──────── Passage provided ────────
In the meantime, I'm really looking forward to getting the new porn filter online.
The problem is that images may vary a little. Since the hash used for indexing images on FotoForensics differs, the auto-ban filter never triggers. So I need a way to tell if the incoming image looks like a known-prohibited image.
My current solution is to generate a hash of each known prohibited content and then test every new picture against the hashes. If it matches, then the user will be prompted to confirm that the new picture isn't prohibited content before continuing.
While leaving the choice to the user may seem too trustworthy, the same type of prompting has significantly reduced the amount of porn from 4chan. Uploads from 4chan used to be 75% porn. With prompting, it has dropped to 15%. Prompting users really does work.
A Different Approach
About 8 months ago I wrote a blog entry on algorithms for comparing pictures. Basically, if you have a large database of pictures and want to find similar images, then you need an algorithm that generates a weighted comparison. In that blog entry, I described how two of the algorithms work:- aHash (also called Average Hash or Mean Hash). This approach crushes the image into a grayscale 8x8 image and sets the 64 bits in the hash based on whether the pixel's value is greater than the average color for the image.
- pHash (also called "Perceptive Hash"). This algorithm is similar to aHash but use a discrete cosine transform (DCT) and compares based on frequencies rather than color values.
dHash
Like aHash and pHash, dHash is pretty simple to implement and is far more accurate than it has any right to be. As an implementation, dHash is nearly identical to aHash but it performs much better. While aHash focuses on average values and pHash evaluates frequency patterns, dHash tracks gradients. Here's how the algorithm works, using the same Alyson Hannigan image as last time:
- Reduce size. The fastest way to remove high frequencies and detail is to shrink the image. In this case, shrink it to 9x8 so that there are 72 total pixels. (I'll get to the "why" for the odd 9x8 size in a moment.) By ignoring the size and aspect ratio, this hash will match any similar picture regardless of how it is stretched.
- Reduce color. Convert the image to a grayscale picture. This changes the hash from 72 pixels to a total of 72 colors. (For optimal performance, either reduce color before scaling or perform the scaling and color reduction at the same time.)
- Compute the difference. The dHash algorithm works on the difference between adjacent pixels. This identifies the relative gradient direction. In this case, the 9 pixels per row yields 8 differences between adjacent pixels. Eight rows of eight differences becomes 64 bits.
- Assign bits. Each bit is simply set based on whether the left pixel is brighter than the right pixel. The order does not matter, just as long as you are consistent. (I use a "1" to indicate that P[x] < P[x+1] and set the bits from left to right, top to bottom using big-endian.)
=
= 3a6c6565498da525
The hash values represent the relative change in brightness intensity. To compare two hashes, just count the number of bits that are different. (This is the Hamming distance.) A value of 0 indicates the same hash and likely a similar picture. A value greater than 10 is likely a different image, and a value between 1 and 10 is potentially a variation.
──────── Data records ────────
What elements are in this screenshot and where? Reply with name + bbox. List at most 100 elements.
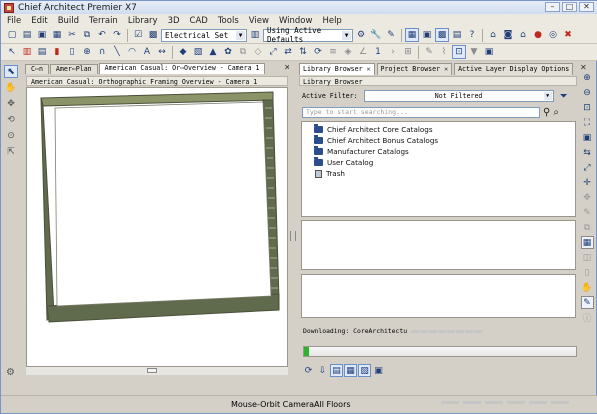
layer-display-icon[interactable]: ▩ <box>146 28 160 42</box>
page-icon[interactable]: ▯ <box>581 266 594 279</box>
maximize-button[interactable]: □ <box>562 2 577 12</box>
swap-view-icon[interactable]: ⇆ <box>581 146 594 159</box>
menu-build[interactable]: Build <box>58 16 79 26</box>
close-tab-icon[interactable]: ✕ <box>444 65 448 73</box>
next-icon[interactable]: › <box>386 45 400 59</box>
pointer-icon[interactable]: ↖ <box>5 45 19 59</box>
floor-plan-view-icon[interactable]: ▦ <box>405 28 419 42</box>
snap-icon[interactable]: ◈ <box>341 45 355 59</box>
preview-toggle-icon[interactable]: ▣ <box>372 364 385 377</box>
zoom-value[interactable]: 1 <box>371 45 385 59</box>
reflect-icon[interactable]: ⇅ <box>296 45 310 59</box>
view-icon[interactable]: ◫ <box>581 251 594 264</box>
splitter-grip[interactable] <box>290 231 296 241</box>
dimension-tool-icon[interactable]: ↔ <box>155 45 169 59</box>
tab-project-browser[interactable]: Project Browser ✕ <box>376 63 453 75</box>
angle-icon[interactable]: ∠ <box>356 45 370 59</box>
layer-properties-icon[interactable]: ▥ <box>248 28 262 42</box>
line-tool-icon[interactable]: ╲ <box>110 45 124 59</box>
layer-set-icon[interactable]: ☑ <box>131 28 145 42</box>
view-grid-icon[interactable]: ▦ <box>344 364 357 377</box>
open-icon[interactable]: ▤ <box>20 28 34 42</box>
rotate-icon[interactable]: ⟳ <box>311 45 325 59</box>
menu-library[interactable]: Library <box>128 16 158 26</box>
redo-icon[interactable]: ↷ <box>110 28 124 42</box>
pan-hand-icon[interactable]: ✋ <box>4 81 18 94</box>
brush-icon[interactable]: ⌇ <box>437 45 451 59</box>
menu-3d[interactable]: 3D <box>168 16 180 26</box>
camera-icon[interactable]: ◙ <box>501 28 515 42</box>
advanced-search-icon[interactable]: ⌕ <box>553 107 559 119</box>
copy-paste-icon[interactable]: ⧉ <box>236 45 250 59</box>
minimize-button[interactable]: – <box>545 2 560 12</box>
library-icon[interactable]: ▧ <box>191 45 205 59</box>
search-icon[interactable]: ⚲ <box>543 107 550 119</box>
camera-orbit-icon[interactable]: ⟲ <box>4 113 18 126</box>
plant-icon[interactable]: ✿ <box>221 45 235 59</box>
list-item[interactable]: User Catalog <box>314 157 575 168</box>
print-icon[interactable]: ▦ <box>50 28 64 42</box>
fill-all-icon[interactable]: ▣ <box>581 131 594 144</box>
tab-plan[interactable]: C⋯n <box>25 64 49 74</box>
copy-icon[interactable]: ⧉ <box>80 28 94 42</box>
camera-view-icon[interactable]: ▣ <box>420 28 434 42</box>
lock-icon[interactable]: ⊞ <box>401 45 415 59</box>
fill-window-icon[interactable]: ⛶ <box>581 116 594 129</box>
active-filter-dropdown[interactable]: Not Filtered ▼ <box>363 90 554 102</box>
default-settings-icon[interactable]: ⚙ <box>354 28 368 42</box>
door-tool-icon[interactable]: ▮ <box>50 45 64 59</box>
undo-icon[interactable]: ↶ <box>95 28 109 42</box>
menu-edit[interactable]: Edit <box>31 16 47 26</box>
pencil-gray-icon[interactable]: ✎ <box>581 206 594 219</box>
camera-walk-icon[interactable]: ⇱ <box>4 145 18 158</box>
preview-3d-icon[interactable]: ▦ <box>580 236 594 249</box>
reverse-icon[interactable]: ⇄ <box>281 45 295 59</box>
settings-gear-icon[interactable]: ⚙ <box>6 367 15 378</box>
framing-view-icon[interactable]: ▩ <box>435 28 449 42</box>
list-item[interactable]: Chief Architect Bonus Catalogs <box>314 135 575 146</box>
fit-view-icon[interactable]: ⤢ <box>581 161 594 174</box>
terrain-icon[interactable]: ▲ <box>206 45 220 59</box>
dimension-defaults-icon[interactable]: ⊡ <box>452 45 466 59</box>
menu-help[interactable]: Help <box>322 16 341 26</box>
house-view-icon[interactable]: ⌂ <box>486 28 500 42</box>
list-item[interactable]: Chief Architect Core Catalogs <box>314 124 575 135</box>
tab-active-layer-display[interactable]: Active Layer Display Options <box>454 63 574 75</box>
help-icon[interactable]: ? <box>465 28 479 42</box>
list-item[interactable]: Trash <box>314 168 575 179</box>
layout-icon[interactable]: ▤ <box>450 28 464 42</box>
display-options-icon[interactable]: ▣ <box>482 45 496 59</box>
menu-cad[interactable]: CAD <box>190 16 208 26</box>
edit-item-icon[interactable]: ✎ <box>580 296 594 309</box>
cabinet-icon[interactable]: ▤ <box>35 45 49 59</box>
tab-library-browser[interactable]: Library Browser ✕ <box>299 63 375 75</box>
text-tool-icon[interactable]: A <box>140 45 154 59</box>
arc-tool-icon[interactable]: ◠ <box>125 45 139 59</box>
hand-icon[interactable]: ✋ <box>581 281 594 294</box>
zoom-window-icon[interactable]: ⊡ <box>581 101 594 114</box>
menu-window[interactable]: Window <box>279 16 313 26</box>
menu-file[interactable]: File <box>7 16 21 26</box>
select-tool-icon[interactable]: ✎ <box>384 28 398 42</box>
zoom-out-icon[interactable]: ⊖ <box>581 86 594 99</box>
info-icon[interactable]: ⓘ <box>581 311 594 324</box>
3d-view-canvas[interactable] <box>26 87 288 367</box>
camera-dolly-icon[interactable]: ⊙ <box>4 129 18 142</box>
scrollbar-thumb[interactable] <box>147 368 157 373</box>
zoom-in-icon[interactable]: ⊕ <box>581 71 594 84</box>
view-list-icon[interactable]: ▤ <box>330 364 343 377</box>
eraser-icon[interactable]: ◇ <box>251 45 265 59</box>
fixture-icon[interactable]: ⊕ <box>80 45 94 59</box>
window-tool-icon[interactable]: ▯ <box>65 45 79 59</box>
defaults-dropdown[interactable]: Using Active Defaults ▼ <box>263 26 353 44</box>
menu-terrain[interactable]: Terrain <box>89 16 118 26</box>
pan-icon[interactable]: ✥ <box>581 191 594 204</box>
material-painter-icon[interactable]: ◆ <box>176 45 190 59</box>
save-icon[interactable]: ▣ <box>35 28 49 42</box>
stair-tool-icon[interactable]: ∩ <box>95 45 109 59</box>
pen-icon[interactable]: ✎ <box>422 45 436 59</box>
align-icon[interactable]: ≡ <box>326 45 340 59</box>
import-icon[interactable]: ⇩ <box>316 364 329 377</box>
horizontal-scrollbar[interactable] <box>26 367 288 375</box>
list-item[interactable]: Manufacturer Catalogs <box>314 146 575 157</box>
────────
Exercise directions:
Can you carry on the passage about the dHash image-hashing algorithm, picking up right after its last sentence?

Task output:
Speed and Accuracy
From FotoForensics, we now have a testbed of over 150,000 images. I have a couple of test images that occur a known number of times. For example, one picture (needle) appears exactly once in the 150,000 image repository (haystack). Another picture occurs twice. A third test picture currently occurs 32 times.I've used aHash, pHash, and dHash to search for the various needles in the haystack. For comparisons, I did not pre-cache any of the repository hash values. I also consider a cutoff value of 10 to denote a match or a miss. (If the haystack image differs from the needle image by more than 10 bits, then it is assumed to not match.) Here's the results so far:
- No hash. This is a baseline for comparison. It loads each image into memory, and then unloads the image. This tells me how much time is spent just on the file access and loading. (And all images are located on an NFS-mounted directory -- so this includes network transfer times.) The total time is 16 minutes. Without any image comparisons, there is a minimum of 16 minutes needed just to load each image.
- No hash, Scale. Every one of these hash algorithms begins by scaling the image smaller. Small pictures scale very quickly, but large pictures can take 10 seconds or more. Just loading and scaling the 150,000 images takes 3.75 hours. (I really need to look into possible methods for optimizing my bilinear scaling algorithm.)
- aHash. This algorithm takes about 3.75 hours to run. In other words, it takes more time to load and scale the image than to run the algorithm. Unfortunately, aHash generates a huge number of false positives. It matched all of the expected images, but also matched about 10x more false-positives. For example, the test picture that should have matched 32 times actually matched over 400 images. Worse: some of the misses had a difference of less than 2 bits. In general, aHash is fast but not very accurate.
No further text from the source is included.